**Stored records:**
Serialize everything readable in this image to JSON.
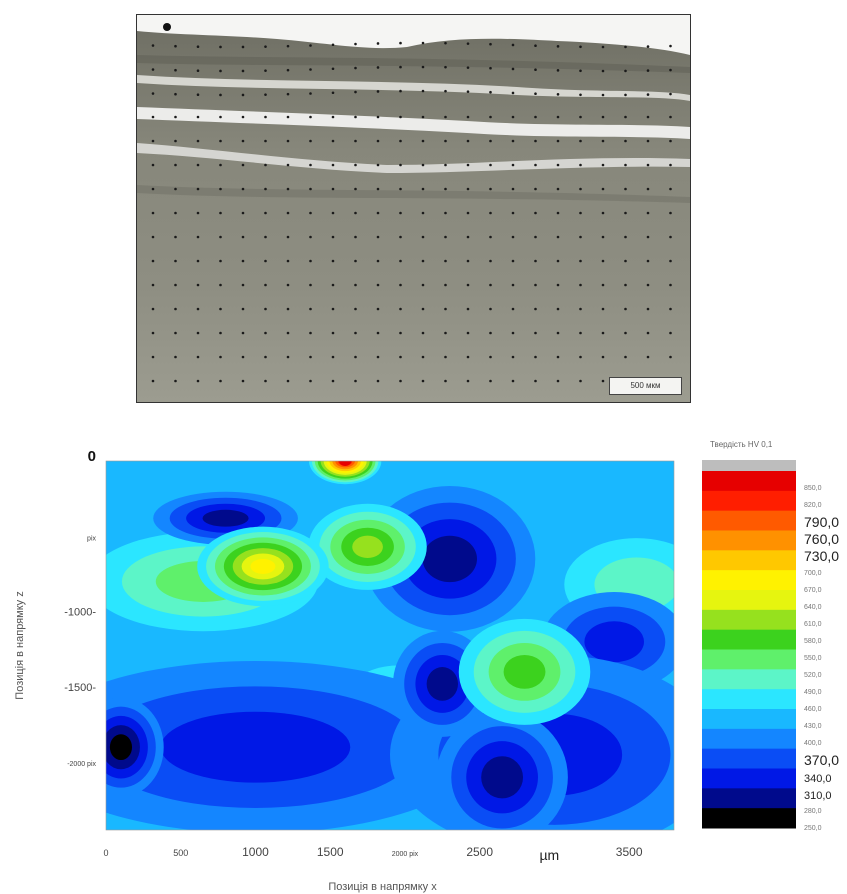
{
  "micrograph": {
    "scale_label": "500 мкм"
  },
  "chart_data": {
    "type": "heatmap",
    "title": "",
    "xlabel": "Позиція в напрямку х",
    "ylabel": "Позиція в напрямку z",
    "x_unit": "µm",
    "xlim": [
      0,
      3800
    ],
    "ylim": [
      -2450,
      0
    ],
    "x_ticks": [
      {
        "value": 0,
        "label": "0"
      },
      {
        "value": 500,
        "label": "500"
      },
      {
        "value": 1000,
        "label": "1000"
      },
      {
        "value": 1500,
        "label": "1500"
      },
      {
        "value": 2000,
        "label": "2000 pix"
      },
      {
        "value": 2500,
        "label": "2500"
      },
      {
        "value": 3500,
        "label": "3500"
      }
    ],
    "y_ticks": [
      {
        "value": 0,
        "label": "0"
      },
      {
        "value": -500,
        "label": "pix"
      },
      {
        "value": -1000,
        "label": "-1000-"
      },
      {
        "value": -1500,
        "label": "-1500-"
      },
      {
        "value": -2000,
        "label": "-2000 pix"
      }
    ],
    "hotspots": [
      {
        "x": 1600,
        "z": 0,
        "v": 860,
        "sx": 110,
        "sz": 70
      },
      {
        "x": 1050,
        "z": -700,
        "v": 700,
        "sx": 200,
        "sz": 120
      },
      {
        "x": 1750,
        "z": -570,
        "v": 610,
        "sx": 180,
        "sz": 130
      },
      {
        "x": 2800,
        "z": -1400,
        "v": 570,
        "sx": 200,
        "sz": 160
      },
      {
        "x": 650,
        "z": -800,
        "v": 540,
        "sx": 350,
        "sz": 150
      },
      {
        "x": 3550,
        "z": -820,
        "v": 510,
        "sx": 220,
        "sz": 140
      },
      {
        "x": 1950,
        "z": -1600,
        "v": 490,
        "sx": 160,
        "sz": 110
      },
      {
        "x": 800,
        "z": -380,
        "v": 300,
        "sx": 220,
        "sz": 80
      },
      {
        "x": 2250,
        "z": -1480,
        "v": 300,
        "sx": 150,
        "sz": 160
      },
      {
        "x": 2300,
        "z": -650,
        "v": 310,
        "sx": 260,
        "sz": 220
      },
      {
        "x": 100,
        "z": -1900,
        "v": 280,
        "sx": 130,
        "sz": 150
      },
      {
        "x": 1000,
        "z": -1900,
        "v": 320,
        "sx": 700,
        "sz": 260
      },
      {
        "x": 3000,
        "z": -1950,
        "v": 320,
        "sx": 500,
        "sz": 300
      },
      {
        "x": 3400,
        "z": -1200,
        "v": 330,
        "sx": 220,
        "sz": 150
      },
      {
        "x": 2650,
        "z": -2100,
        "v": 300,
        "sx": 200,
        "sz": 200
      }
    ],
    "background_value": 430,
    "colorbar": {
      "title": "Твердість HV 0,1",
      "range": [
        250,
        880
      ],
      "labels": [
        {
          "value": 850,
          "text": "850,0",
          "size": "small"
        },
        {
          "value": 820,
          "text": "820,0",
          "size": "small"
        },
        {
          "value": 790,
          "text": "790,0",
          "size": "large"
        },
        {
          "value": 760,
          "text": "760,0",
          "size": "large"
        },
        {
          "value": 730,
          "text": "730,0",
          "size": "large"
        },
        {
          "value": 700,
          "text": "700,0",
          "size": "small"
        },
        {
          "value": 670,
          "text": "670,0",
          "size": "small"
        },
        {
          "value": 640,
          "text": "640,0",
          "size": "small"
        },
        {
          "value": 610,
          "text": "610,0",
          "size": "small"
        },
        {
          "value": 580,
          "text": "580,0",
          "size": "small"
        },
        {
          "value": 550,
          "text": "550,0",
          "size": "small"
        },
        {
          "value": 520,
          "text": "520,0",
          "size": "small"
        },
        {
          "value": 490,
          "text": "490,0",
          "size": "small"
        },
        {
          "value": 460,
          "text": "460,0",
          "size": "small"
        },
        {
          "value": 430,
          "text": "430,0",
          "size": "small"
        },
        {
          "value": 400,
          "text": "400,0",
          "size": "small"
        },
        {
          "value": 370,
          "text": "370,0",
          "size": "large"
        },
        {
          "value": 340,
          "text": "340,0",
          "size": "medium"
        },
        {
          "value": 310,
          "text": "310,0",
          "size": "medium"
        },
        {
          "value": 280,
          "text": "280,0",
          "size": "small"
        },
        {
          "value": 250,
          "text": "250,0",
          "size": "small"
        }
      ]
    }
  },
  "colors": {
    "scale": [
      "#000000",
      "#000a8c",
      "#0018e6",
      "#0a4df5",
      "#1486ff",
      "#19b8ff",
      "#2be6ff",
      "#5cf5c8",
      "#5ff06b",
      "#3cd21e",
      "#96e11e",
      "#e6f50f",
      "#fff200",
      "#ffc800",
      "#ff9100",
      "#ff5a00",
      "#ff1e00",
      "#e60000"
    ],
    "overflow": "#bdbdbd"
  }
}
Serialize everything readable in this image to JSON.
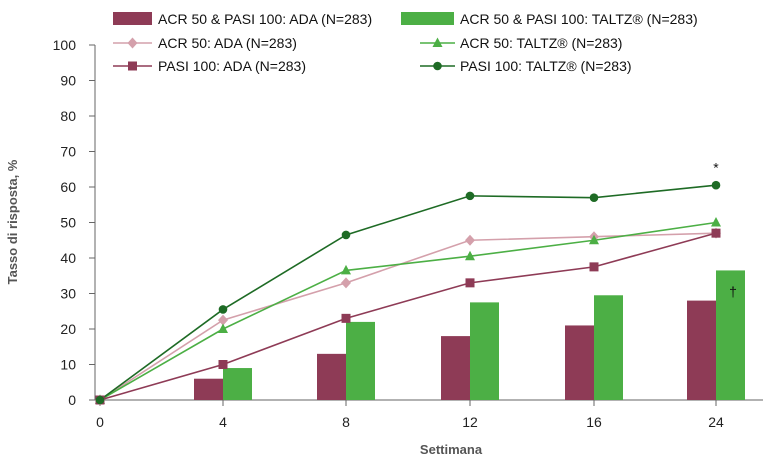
{
  "chart_data": {
    "type": "bar",
    "xlabel": "Settimana",
    "ylabel": "Tasso di risposta, %",
    "ylim": [
      0,
      100
    ],
    "yticks": [
      0,
      10,
      20,
      30,
      40,
      50,
      60,
      70,
      80,
      90,
      100
    ],
    "xticks": [
      0,
      4,
      8,
      12,
      16,
      24
    ],
    "grid": false,
    "legend_position": "top",
    "colors": {
      "ada_bar": "#8e3b56",
      "taltz_bar": "#4caf45",
      "acr50_ada": "#d4a0ab",
      "acr50_taltz": "#4caf45",
      "pasi_ada": "#8e3b56",
      "pasi_taltz": "#1e6b25"
    },
    "bar_series": [
      {
        "name": "ACR 50 & PASI 100: ADA (N=283)",
        "x": [
          4,
          8,
          12,
          16,
          24
        ],
        "values": [
          6,
          13,
          18,
          21,
          28
        ]
      },
      {
        "name": "ACR 50 & PASI 100: TALTZ® (N=283)",
        "x": [
          4,
          8,
          12,
          16,
          24
        ],
        "values": [
          9,
          22,
          27.5,
          29.5,
          36.5
        ]
      }
    ],
    "line_series": [
      {
        "name": "ACR 50: ADA (N=283)",
        "marker": "diamond",
        "x": [
          0,
          4,
          8,
          12,
          16,
          24
        ],
        "values": [
          0,
          22.5,
          33,
          45,
          46,
          47
        ]
      },
      {
        "name": "ACR 50: TALTZ® (N=283)",
        "marker": "triangle",
        "x": [
          0,
          4,
          8,
          12,
          16,
          24
        ],
        "values": [
          0,
          20,
          36.5,
          40.5,
          45,
          50
        ]
      },
      {
        "name": "PASI 100: ADA (N=283)",
        "marker": "square",
        "x": [
          0,
          4,
          8,
          12,
          16,
          24
        ],
        "values": [
          0,
          10,
          23,
          33,
          37.5,
          47
        ]
      },
      {
        "name": "PASI 100: TALTZ® (N=283)",
        "marker": "circle",
        "x": [
          0,
          4,
          8,
          12,
          16,
          24
        ],
        "values": [
          0,
          25.5,
          46.5,
          57.5,
          57,
          60.5
        ]
      }
    ],
    "annotations": [
      {
        "text": "*",
        "x": 24,
        "y": 65
      },
      {
        "text": "†",
        "x": 24,
        "y": 30
      }
    ]
  }
}
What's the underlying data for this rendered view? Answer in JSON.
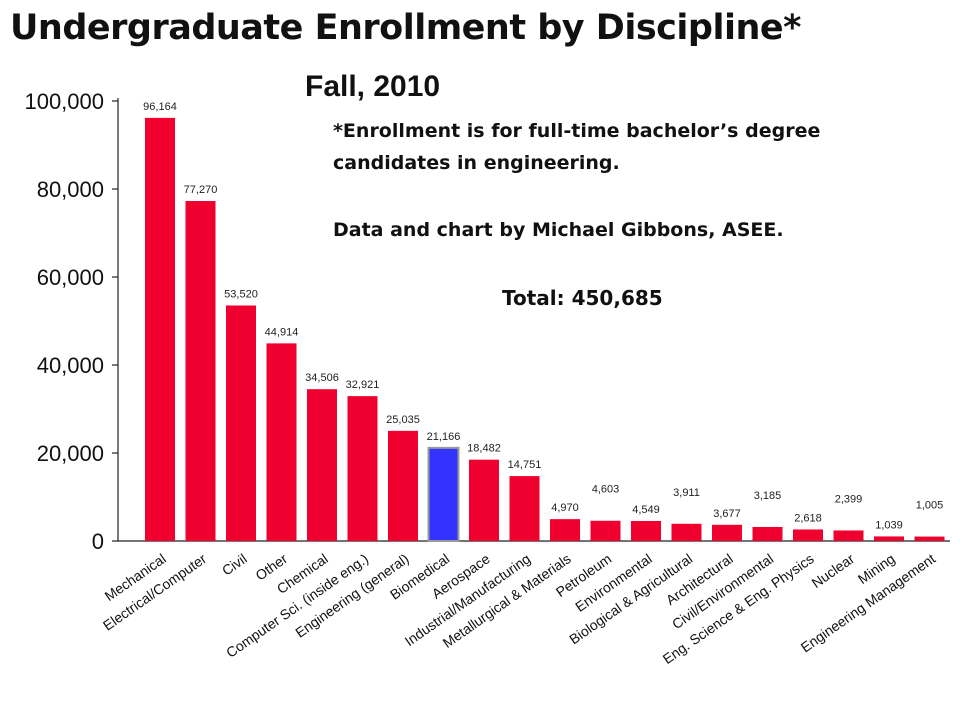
{
  "title": "Undergraduate Enrollment by Discipline*",
  "subtitle": "Fall, 2010",
  "notes": {
    "line1": "*Enrollment is for full-time bachelor’s degree",
    "line2": "candidates in engineering.",
    "credit": "Data and chart by Michael Gibbons, ASEE.",
    "total": "Total: 450,685"
  },
  "chart_data": {
    "type": "bar",
    "title": "Undergraduate Enrollment by Discipline*",
    "subtitle": "Fall, 2010",
    "xlabel": "",
    "ylabel": "",
    "ylim": [
      0,
      100000
    ],
    "yticks": [
      "0",
      "20,000",
      "40,000",
      "60,000",
      "80,000",
      "100,000"
    ],
    "grid": false,
    "colors": {
      "default": "#f0002e",
      "highlight": "#3333ff",
      "highlight_border": "#999999"
    },
    "categories": [
      "Mechanical",
      "Electrical/Computer",
      "Civil",
      "Other",
      "Chemical",
      "Computer Sci. (inside eng.)",
      "Engineering (general)",
      "Biomedical",
      "Aerospace",
      "Industrial/Manufacturing",
      "Metallurgical & Materials",
      "Petroleum",
      "Environmental",
      "Biological & Agricultural",
      "Architectural",
      "Civil/Environmental",
      "Eng. Science & Eng. Physics",
      "Nuclear",
      "Mining",
      "Engineering Management"
    ],
    "values": [
      96164,
      77270,
      53520,
      44914,
      34506,
      32921,
      25035,
      21166,
      18482,
      14751,
      4970,
      4603,
      4549,
      3911,
      3677,
      3185,
      2618,
      2399,
      1039,
      1005
    ],
    "value_labels": [
      "96,164",
      "77,270",
      "53,520",
      "44,914",
      "34,506",
      "32,921",
      "25,035",
      "21,166",
      "18,482",
      "14,751",
      "4,970",
      "4,603",
      "4,549",
      "3,911",
      "3,677",
      "3,185",
      "2,618",
      "2,399",
      "1,039",
      "1,005"
    ],
    "highlighted": [
      "Biomedical"
    ]
  }
}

**Task to carry out:**
Show every line from the entries above in which "Enrollment" appears.

**The reply:**
  "title": "Undergraduate Enrollment by Discipline*",
    "line1": "*Enrollment is for full-time bachelor’s degree",
    "title": "Undergraduate Enrollment by Discipline*",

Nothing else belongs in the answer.